## Aim of the exercise
Quote the material word for word, starting at its first line and ending at the line that contains "- y-tick-label: 1000: [16, 172, 36, 181]", with both of those lines included.

:::::

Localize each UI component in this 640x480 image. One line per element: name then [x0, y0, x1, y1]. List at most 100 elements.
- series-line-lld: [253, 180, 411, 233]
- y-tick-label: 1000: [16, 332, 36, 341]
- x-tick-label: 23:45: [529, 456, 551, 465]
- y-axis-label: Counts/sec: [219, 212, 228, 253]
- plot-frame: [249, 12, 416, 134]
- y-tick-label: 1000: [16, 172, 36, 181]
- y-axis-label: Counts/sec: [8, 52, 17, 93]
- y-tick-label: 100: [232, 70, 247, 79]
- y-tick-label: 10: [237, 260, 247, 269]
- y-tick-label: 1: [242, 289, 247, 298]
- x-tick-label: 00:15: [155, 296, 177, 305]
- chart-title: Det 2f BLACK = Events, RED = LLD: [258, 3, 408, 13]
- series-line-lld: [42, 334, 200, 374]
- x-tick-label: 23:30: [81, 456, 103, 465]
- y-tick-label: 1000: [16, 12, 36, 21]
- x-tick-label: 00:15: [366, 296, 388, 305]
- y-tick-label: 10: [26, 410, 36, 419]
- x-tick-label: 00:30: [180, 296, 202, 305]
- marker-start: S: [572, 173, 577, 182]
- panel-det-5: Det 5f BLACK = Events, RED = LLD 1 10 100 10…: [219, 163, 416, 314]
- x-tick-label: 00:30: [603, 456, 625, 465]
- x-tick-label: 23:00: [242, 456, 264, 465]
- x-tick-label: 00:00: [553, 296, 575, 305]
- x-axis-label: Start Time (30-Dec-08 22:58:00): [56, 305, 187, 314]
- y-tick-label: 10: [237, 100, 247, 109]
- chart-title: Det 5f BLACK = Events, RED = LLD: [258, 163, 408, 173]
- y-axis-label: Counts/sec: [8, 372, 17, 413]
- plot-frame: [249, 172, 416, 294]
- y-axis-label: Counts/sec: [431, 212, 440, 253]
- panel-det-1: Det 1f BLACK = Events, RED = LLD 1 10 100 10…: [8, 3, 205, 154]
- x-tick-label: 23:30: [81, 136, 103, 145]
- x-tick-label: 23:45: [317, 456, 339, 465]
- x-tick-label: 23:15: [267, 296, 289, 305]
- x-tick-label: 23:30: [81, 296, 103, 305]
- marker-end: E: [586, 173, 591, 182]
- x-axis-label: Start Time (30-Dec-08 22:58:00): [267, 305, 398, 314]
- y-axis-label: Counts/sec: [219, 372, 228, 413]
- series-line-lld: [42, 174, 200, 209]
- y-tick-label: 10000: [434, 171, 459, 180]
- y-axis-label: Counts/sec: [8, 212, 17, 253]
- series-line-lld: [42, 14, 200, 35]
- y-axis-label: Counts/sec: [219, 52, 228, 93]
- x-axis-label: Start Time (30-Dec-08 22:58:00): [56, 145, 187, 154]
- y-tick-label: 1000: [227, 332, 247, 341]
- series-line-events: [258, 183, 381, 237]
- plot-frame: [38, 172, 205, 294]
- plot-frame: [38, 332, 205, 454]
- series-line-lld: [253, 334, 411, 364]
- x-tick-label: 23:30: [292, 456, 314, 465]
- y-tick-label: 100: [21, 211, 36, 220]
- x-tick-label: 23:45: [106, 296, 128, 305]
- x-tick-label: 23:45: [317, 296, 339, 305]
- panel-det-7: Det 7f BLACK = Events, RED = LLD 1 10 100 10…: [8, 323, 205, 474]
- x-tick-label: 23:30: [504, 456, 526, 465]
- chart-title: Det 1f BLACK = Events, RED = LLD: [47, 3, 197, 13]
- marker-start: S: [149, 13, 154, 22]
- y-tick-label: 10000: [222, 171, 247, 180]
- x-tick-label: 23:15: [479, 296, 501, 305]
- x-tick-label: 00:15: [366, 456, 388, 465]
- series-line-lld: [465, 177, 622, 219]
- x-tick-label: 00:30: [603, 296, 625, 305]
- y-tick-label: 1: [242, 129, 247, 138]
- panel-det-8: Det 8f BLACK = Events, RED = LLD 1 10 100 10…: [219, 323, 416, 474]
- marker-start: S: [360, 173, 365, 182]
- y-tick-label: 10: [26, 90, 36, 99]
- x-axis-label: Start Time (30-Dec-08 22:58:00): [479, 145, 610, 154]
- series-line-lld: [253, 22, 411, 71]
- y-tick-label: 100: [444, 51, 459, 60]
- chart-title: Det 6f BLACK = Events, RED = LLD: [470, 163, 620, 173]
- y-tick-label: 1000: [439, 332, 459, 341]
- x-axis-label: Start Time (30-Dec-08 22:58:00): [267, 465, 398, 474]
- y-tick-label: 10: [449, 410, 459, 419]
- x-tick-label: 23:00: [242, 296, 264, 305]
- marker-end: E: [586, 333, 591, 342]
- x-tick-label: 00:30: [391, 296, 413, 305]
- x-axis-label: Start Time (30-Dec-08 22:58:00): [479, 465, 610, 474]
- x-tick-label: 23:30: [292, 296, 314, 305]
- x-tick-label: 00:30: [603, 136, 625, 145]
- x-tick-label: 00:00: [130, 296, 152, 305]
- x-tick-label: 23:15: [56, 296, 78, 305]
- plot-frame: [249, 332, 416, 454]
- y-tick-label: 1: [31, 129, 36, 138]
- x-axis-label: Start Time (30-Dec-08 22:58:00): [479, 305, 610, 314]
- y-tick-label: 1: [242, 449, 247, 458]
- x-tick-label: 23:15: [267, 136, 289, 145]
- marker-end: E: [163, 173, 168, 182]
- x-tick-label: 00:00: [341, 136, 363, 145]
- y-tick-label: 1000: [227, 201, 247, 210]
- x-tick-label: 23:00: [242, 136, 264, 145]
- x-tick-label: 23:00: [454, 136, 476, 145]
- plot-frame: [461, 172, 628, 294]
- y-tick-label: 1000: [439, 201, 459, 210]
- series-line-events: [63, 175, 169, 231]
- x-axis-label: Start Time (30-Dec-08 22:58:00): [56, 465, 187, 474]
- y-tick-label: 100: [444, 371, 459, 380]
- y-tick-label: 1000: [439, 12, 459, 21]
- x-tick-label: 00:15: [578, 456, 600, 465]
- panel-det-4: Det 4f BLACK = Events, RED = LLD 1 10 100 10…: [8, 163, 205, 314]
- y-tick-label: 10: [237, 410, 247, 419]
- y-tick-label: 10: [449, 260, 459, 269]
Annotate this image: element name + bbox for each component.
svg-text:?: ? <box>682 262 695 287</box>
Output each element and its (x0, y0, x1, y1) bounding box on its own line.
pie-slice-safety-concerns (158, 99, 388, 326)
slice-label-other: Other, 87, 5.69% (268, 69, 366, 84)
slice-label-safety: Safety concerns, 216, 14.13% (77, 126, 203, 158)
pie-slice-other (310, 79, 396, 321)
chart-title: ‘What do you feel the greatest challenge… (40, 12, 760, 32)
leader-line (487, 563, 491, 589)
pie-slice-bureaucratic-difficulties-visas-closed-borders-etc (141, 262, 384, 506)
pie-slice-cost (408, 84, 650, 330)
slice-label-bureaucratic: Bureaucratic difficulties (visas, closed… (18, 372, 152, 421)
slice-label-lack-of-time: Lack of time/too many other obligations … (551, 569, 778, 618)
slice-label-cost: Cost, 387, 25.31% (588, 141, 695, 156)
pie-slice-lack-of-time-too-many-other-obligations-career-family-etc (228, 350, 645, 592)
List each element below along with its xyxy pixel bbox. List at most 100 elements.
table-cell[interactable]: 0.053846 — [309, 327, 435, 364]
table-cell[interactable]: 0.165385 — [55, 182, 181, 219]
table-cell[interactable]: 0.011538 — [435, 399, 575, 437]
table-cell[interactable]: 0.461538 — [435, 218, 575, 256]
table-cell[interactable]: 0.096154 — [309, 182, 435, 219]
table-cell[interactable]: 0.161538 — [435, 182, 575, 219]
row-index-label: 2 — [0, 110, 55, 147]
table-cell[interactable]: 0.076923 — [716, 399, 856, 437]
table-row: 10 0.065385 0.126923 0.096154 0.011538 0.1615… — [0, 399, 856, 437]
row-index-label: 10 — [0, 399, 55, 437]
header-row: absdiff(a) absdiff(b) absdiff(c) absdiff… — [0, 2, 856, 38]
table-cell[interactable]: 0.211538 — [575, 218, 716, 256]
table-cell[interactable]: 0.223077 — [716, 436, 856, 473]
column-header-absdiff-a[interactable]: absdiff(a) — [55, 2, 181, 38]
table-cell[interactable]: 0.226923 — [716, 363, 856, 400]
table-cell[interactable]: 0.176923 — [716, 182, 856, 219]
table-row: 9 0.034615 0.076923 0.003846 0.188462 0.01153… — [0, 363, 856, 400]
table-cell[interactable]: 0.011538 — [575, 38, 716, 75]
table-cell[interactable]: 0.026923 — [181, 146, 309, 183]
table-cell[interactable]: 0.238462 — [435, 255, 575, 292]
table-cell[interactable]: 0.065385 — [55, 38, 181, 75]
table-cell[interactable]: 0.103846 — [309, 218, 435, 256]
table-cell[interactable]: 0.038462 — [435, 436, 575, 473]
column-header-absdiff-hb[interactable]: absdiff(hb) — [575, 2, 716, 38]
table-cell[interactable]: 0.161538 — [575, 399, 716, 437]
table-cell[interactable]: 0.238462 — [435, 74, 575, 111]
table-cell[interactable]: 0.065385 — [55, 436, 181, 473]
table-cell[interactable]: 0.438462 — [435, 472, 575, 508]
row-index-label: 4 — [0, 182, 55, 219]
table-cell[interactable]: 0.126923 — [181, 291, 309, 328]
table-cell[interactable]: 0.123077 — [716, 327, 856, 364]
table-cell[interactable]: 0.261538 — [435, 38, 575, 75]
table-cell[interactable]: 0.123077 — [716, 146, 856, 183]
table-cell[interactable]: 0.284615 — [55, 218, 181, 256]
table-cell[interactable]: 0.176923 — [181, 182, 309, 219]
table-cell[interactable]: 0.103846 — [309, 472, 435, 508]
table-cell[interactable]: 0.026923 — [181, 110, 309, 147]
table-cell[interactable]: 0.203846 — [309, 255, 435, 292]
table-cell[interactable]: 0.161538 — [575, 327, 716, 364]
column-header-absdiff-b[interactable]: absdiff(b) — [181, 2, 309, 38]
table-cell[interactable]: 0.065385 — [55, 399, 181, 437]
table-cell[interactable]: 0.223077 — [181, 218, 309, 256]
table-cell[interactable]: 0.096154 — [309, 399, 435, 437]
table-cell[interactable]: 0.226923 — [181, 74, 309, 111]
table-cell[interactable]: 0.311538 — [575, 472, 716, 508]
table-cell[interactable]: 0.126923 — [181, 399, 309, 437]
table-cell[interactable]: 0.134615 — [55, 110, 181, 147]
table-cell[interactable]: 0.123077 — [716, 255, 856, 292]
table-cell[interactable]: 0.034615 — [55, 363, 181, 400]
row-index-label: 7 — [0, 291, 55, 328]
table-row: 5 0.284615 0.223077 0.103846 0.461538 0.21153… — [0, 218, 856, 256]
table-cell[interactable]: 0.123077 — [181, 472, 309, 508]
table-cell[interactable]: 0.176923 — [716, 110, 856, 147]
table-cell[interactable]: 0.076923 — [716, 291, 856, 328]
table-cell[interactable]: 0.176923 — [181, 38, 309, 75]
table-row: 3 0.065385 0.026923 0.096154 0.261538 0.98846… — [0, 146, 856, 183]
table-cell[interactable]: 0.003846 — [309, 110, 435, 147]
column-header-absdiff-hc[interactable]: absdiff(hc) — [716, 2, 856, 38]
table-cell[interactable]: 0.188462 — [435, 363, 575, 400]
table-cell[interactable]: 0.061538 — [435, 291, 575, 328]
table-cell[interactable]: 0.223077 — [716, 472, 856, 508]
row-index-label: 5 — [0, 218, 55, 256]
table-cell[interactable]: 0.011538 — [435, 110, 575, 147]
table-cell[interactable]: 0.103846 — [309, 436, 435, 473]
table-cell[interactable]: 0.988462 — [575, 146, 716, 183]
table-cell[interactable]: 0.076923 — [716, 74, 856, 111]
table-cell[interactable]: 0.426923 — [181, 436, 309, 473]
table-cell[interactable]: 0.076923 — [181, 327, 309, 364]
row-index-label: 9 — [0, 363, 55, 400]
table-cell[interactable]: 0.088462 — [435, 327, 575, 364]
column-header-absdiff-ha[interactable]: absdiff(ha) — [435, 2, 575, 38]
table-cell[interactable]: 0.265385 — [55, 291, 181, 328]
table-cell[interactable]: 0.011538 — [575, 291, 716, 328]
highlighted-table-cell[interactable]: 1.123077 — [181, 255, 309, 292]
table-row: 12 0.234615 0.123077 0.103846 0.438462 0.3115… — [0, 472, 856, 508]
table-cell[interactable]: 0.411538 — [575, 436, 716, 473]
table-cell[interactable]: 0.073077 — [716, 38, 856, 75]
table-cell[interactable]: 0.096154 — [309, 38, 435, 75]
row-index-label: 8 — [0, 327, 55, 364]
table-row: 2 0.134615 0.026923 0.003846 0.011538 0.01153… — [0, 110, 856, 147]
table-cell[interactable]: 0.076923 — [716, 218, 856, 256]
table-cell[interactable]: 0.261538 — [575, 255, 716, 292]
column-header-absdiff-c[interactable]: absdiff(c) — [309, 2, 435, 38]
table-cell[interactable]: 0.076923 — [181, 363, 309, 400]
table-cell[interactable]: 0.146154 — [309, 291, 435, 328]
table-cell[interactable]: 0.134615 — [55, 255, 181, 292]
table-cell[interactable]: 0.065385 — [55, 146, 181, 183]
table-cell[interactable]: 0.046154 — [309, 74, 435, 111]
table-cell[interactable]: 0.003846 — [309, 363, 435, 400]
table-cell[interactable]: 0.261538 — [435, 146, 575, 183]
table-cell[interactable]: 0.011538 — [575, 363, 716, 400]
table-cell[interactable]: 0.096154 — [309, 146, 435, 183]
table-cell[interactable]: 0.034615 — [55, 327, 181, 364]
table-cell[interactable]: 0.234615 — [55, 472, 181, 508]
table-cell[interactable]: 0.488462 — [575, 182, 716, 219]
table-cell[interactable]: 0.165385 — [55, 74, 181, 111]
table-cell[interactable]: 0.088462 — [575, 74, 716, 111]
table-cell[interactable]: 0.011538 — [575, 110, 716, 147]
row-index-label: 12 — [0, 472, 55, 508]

:::::

## Answer to this problem
Localize each UI component in this 640x480 image. One line per element: name then [x0, y0, x1, y1]. List at most 100 elements.
- series-line-lld: [253, 180, 411, 233]
- y-tick-label: 1000: [16, 332, 36, 341]
- x-tick-label: 23:45: [529, 456, 551, 465]
- y-axis-label: Counts/sec: [219, 212, 228, 253]
- plot-frame: [249, 12, 416, 134]
- y-tick-label: 1000: [16, 172, 36, 181]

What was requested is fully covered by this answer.